**Input data**
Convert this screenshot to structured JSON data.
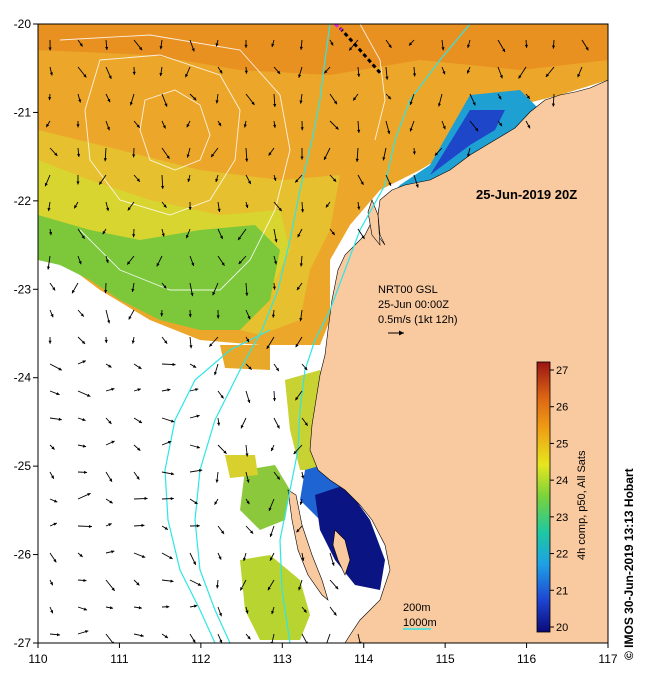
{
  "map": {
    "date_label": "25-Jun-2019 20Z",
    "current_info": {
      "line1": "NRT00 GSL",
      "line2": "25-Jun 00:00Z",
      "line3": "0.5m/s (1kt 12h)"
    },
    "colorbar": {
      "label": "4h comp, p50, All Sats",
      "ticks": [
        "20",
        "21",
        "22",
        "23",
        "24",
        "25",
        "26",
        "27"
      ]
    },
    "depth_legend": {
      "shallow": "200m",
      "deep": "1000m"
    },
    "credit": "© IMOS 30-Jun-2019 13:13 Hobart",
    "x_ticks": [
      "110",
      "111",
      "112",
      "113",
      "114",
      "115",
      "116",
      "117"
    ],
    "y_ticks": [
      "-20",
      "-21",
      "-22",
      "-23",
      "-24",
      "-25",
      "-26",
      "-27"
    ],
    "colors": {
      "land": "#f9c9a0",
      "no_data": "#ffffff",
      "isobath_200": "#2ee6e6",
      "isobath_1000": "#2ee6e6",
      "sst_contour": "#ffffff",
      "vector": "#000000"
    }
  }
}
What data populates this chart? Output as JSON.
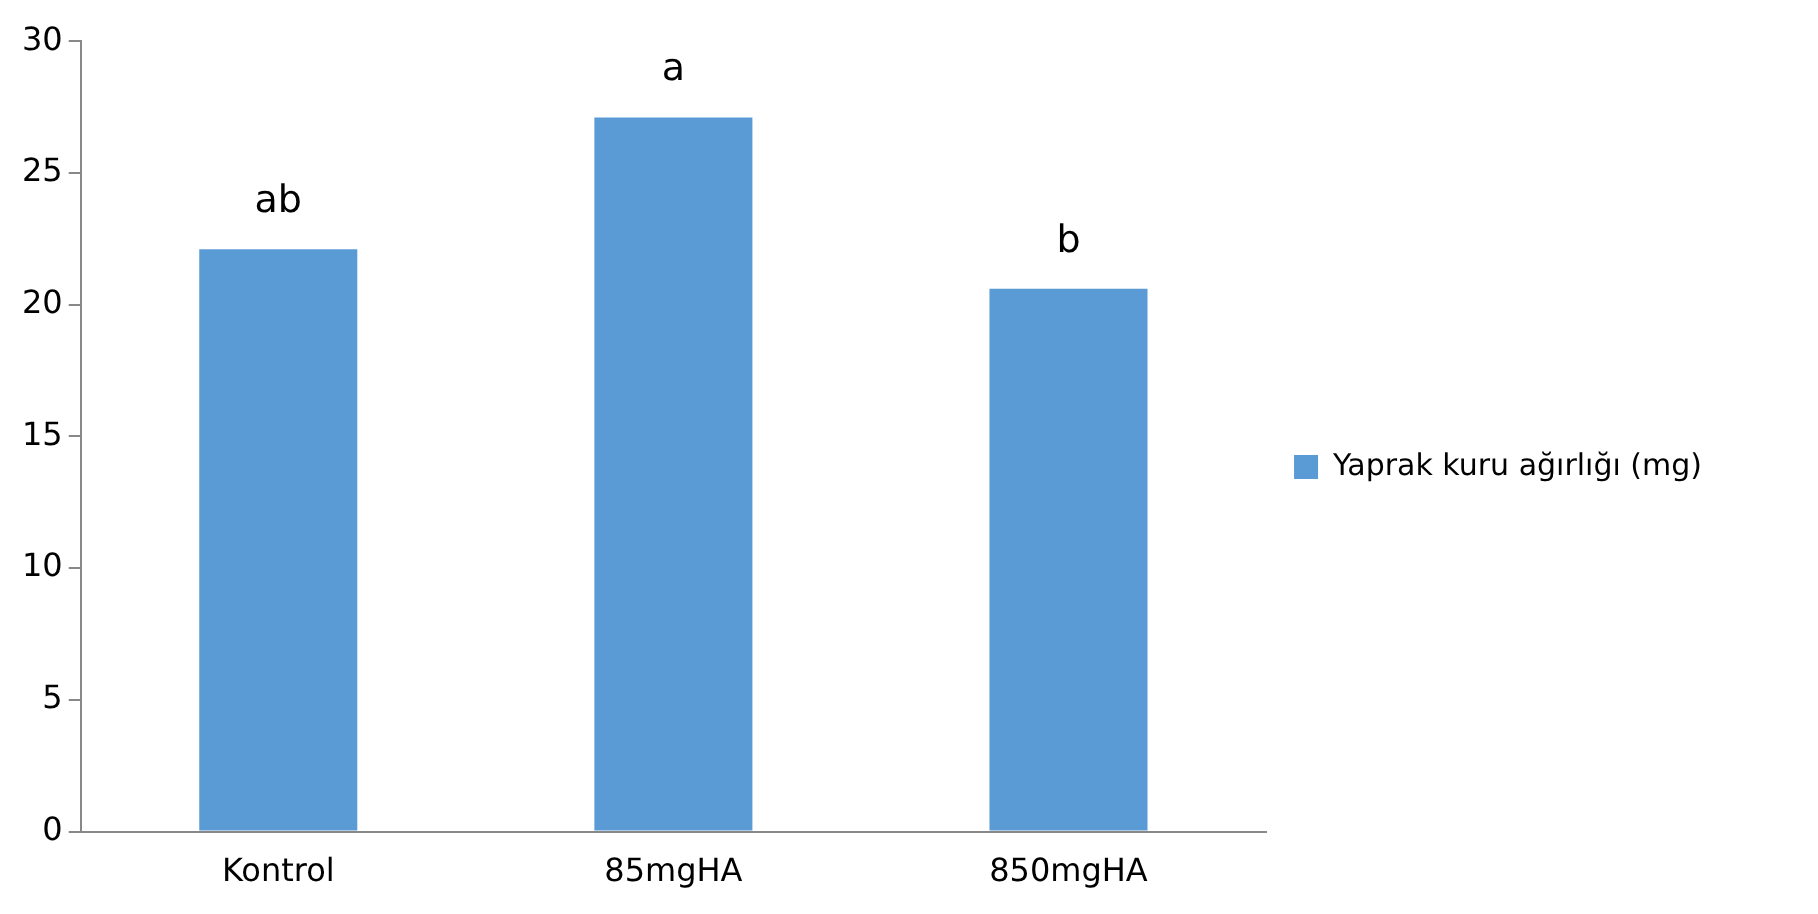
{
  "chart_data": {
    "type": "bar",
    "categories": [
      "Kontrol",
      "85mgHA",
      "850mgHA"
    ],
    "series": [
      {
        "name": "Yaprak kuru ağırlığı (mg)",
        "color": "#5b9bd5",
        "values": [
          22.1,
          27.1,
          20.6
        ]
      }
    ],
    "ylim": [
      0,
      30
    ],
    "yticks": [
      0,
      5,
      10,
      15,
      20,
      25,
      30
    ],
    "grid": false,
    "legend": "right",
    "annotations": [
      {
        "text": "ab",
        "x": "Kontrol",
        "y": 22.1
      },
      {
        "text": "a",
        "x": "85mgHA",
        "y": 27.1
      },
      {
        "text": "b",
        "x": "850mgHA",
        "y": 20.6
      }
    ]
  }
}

**What needs to be done**
In the records above, locate every line with the string "JSON" and copy it.

**Output**
Convert this screenshot to structured JSON data.
What data populates this chart? Output as JSON.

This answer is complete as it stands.